SOURCE EXCERPT:
——————————
[lbo-talk] OFFLST -- Re: IWW piece on Iranian labor situation

B. docile_body at yahoo.com
Tue Apr 17 09:08:00 PDT 2007


She can't selectively invoke her ex-pat status at her convenience to say she isn't a part of the US underclass i.e., yet when working with SEIU while going to school and being here for years upon years and living a poverty-level existence claim to also identify with the US poor (who are tragically a part of "the West"), when it suits her. She doesn't float above it all, untouchable.

In any event, I said it reminded me of the old Romanticist Orientialist literary, but mostly song, traditions. And if I remember correctly Yoshie came on here years and years back as a college literature student, back then quoting literary passages before endless Googled stuff was the order of the day. I know 19th century lit. for one -- Byron, etc. Vathek, Romanticist stuff, was filled with decadent sultans, opium dens, etc. I'm not saying this is what's going on in Yoshie's head, but she is Westernized, and her fixation on Persian angels and princes reminds me of Western Orientalism, which now really no longer exists in pop. culture like it did in the 1910s and 1920s. I'm just reminded of it by her obsessiveness about this one country and its culture.
——————————
Collected data entries:
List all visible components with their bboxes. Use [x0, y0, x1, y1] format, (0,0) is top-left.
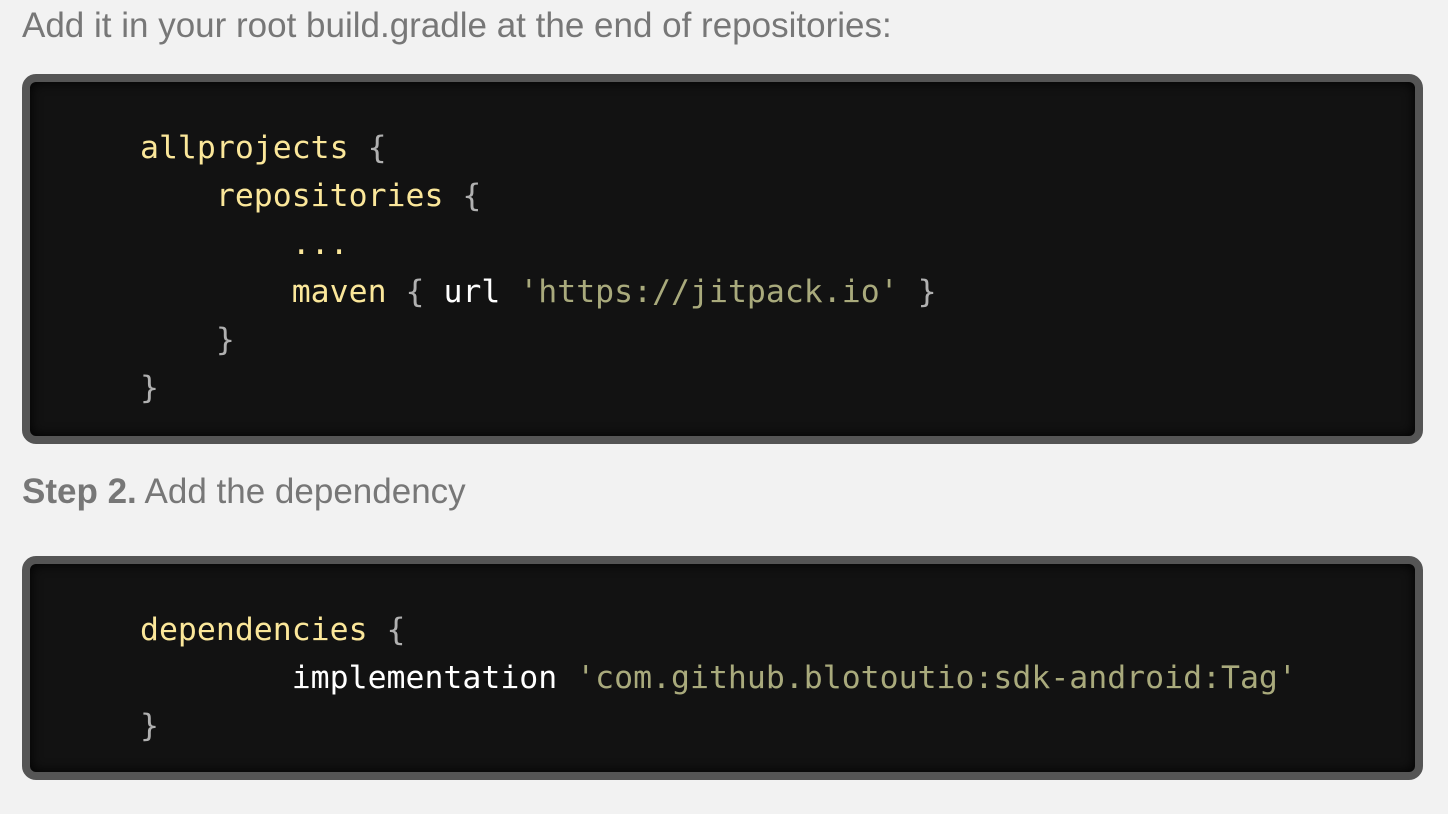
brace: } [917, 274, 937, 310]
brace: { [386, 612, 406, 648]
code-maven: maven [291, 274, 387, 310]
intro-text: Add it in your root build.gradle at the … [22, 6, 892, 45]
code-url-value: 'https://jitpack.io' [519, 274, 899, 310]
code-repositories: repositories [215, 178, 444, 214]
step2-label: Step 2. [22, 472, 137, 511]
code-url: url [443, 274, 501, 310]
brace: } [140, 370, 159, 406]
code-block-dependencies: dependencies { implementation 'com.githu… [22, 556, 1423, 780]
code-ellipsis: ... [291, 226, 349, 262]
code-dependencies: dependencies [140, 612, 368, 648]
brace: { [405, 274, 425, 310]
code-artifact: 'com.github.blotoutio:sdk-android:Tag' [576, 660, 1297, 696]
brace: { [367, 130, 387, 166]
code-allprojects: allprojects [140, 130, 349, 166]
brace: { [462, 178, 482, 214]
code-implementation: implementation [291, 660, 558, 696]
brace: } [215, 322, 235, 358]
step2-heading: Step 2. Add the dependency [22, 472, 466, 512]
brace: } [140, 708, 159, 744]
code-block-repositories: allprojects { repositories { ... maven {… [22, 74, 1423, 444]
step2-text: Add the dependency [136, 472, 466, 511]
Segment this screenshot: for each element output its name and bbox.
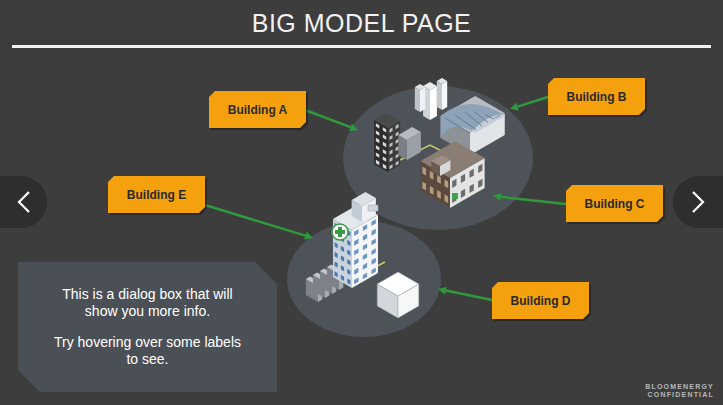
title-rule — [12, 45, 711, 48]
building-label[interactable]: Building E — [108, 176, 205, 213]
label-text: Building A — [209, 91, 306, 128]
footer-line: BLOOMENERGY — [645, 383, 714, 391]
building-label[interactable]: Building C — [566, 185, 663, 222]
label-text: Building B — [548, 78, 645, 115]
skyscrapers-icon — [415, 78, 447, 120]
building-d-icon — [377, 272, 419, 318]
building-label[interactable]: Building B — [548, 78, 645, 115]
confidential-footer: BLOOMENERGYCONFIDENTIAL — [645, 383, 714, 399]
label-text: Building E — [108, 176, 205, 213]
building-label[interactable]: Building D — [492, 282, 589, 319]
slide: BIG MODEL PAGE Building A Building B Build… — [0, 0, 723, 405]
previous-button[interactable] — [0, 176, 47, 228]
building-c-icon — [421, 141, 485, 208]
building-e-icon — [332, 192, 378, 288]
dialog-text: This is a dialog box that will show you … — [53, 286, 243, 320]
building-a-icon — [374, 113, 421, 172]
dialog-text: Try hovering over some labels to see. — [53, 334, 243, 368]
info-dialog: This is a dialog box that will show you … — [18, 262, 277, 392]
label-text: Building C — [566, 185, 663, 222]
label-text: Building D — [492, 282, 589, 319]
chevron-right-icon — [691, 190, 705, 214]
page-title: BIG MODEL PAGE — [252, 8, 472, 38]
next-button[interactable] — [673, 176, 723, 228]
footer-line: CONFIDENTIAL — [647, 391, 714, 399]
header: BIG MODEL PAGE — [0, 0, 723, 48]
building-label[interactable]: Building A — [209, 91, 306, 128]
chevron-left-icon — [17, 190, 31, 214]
——————————
SET PROBLEM A: Write out the part of the post that begins at the words "In any event, I" and stops after the words "and its culture.".
SET PROBLEM B: From the entries, repeat the lines beginning at the line that has "title-rule — [12, 45, 711, 48]" and stopping after the line that has "building-a-icon — [374, 113, 421, 172]".
The post and the entries have no connection to each other.

WRITTEN REPLY A:
In any event, I said it reminded me of the old Romanticist Orientialist literary, but mostly song, traditions. And if I remember correctly Yoshie came on here years and years back as a college literature student, back then quoting literary passages before endless Googled stuff was the order of the day. I know 19th century lit. for one -- Byron, etc. Vathek, Romanticist stuff, was filled with decadent sultans, opium dens, etc. I'm not saying this is what's going on in Yoshie's head, but she is Westernized, and her fixation on Persian angels and princes reminds me of Western Orientalism, which now really no longer exists in pop. culture like it did in the 1910s and 1920s. I'm just reminded of it by her obsessiveness about this one country and its culture.

WRITTEN REPLY B:
title-rule — [12, 45, 711, 48]
building-label[interactable]: Building E — [108, 176, 205, 213]
label-text: Building A — [209, 91, 306, 128]
footer-line: BLOOMENERGY — [645, 383, 714, 391]
building-label[interactable]: Building C — [566, 185, 663, 222]
label-text: Building B — [548, 78, 645, 115]
skyscrapers-icon — [415, 78, 447, 120]
building-d-icon — [377, 272, 419, 318]
building-label[interactable]: Building B — [548, 78, 645, 115]
confidential-footer: BLOOMENERGYCONFIDENTIAL — [645, 383, 714, 399]
label-text: Building E — [108, 176, 205, 213]
building-label[interactable]: Building D — [492, 282, 589, 319]
slide: BIG MODEL PAGE Building A Building B Build… — [0, 0, 723, 405]
previous-button[interactable] — [0, 176, 47, 228]
building-c-icon — [421, 141, 485, 208]
building-e-icon — [332, 192, 378, 288]
dialog-text: This is a dialog box that will show you … — [53, 286, 243, 320]
building-a-icon — [374, 113, 421, 172]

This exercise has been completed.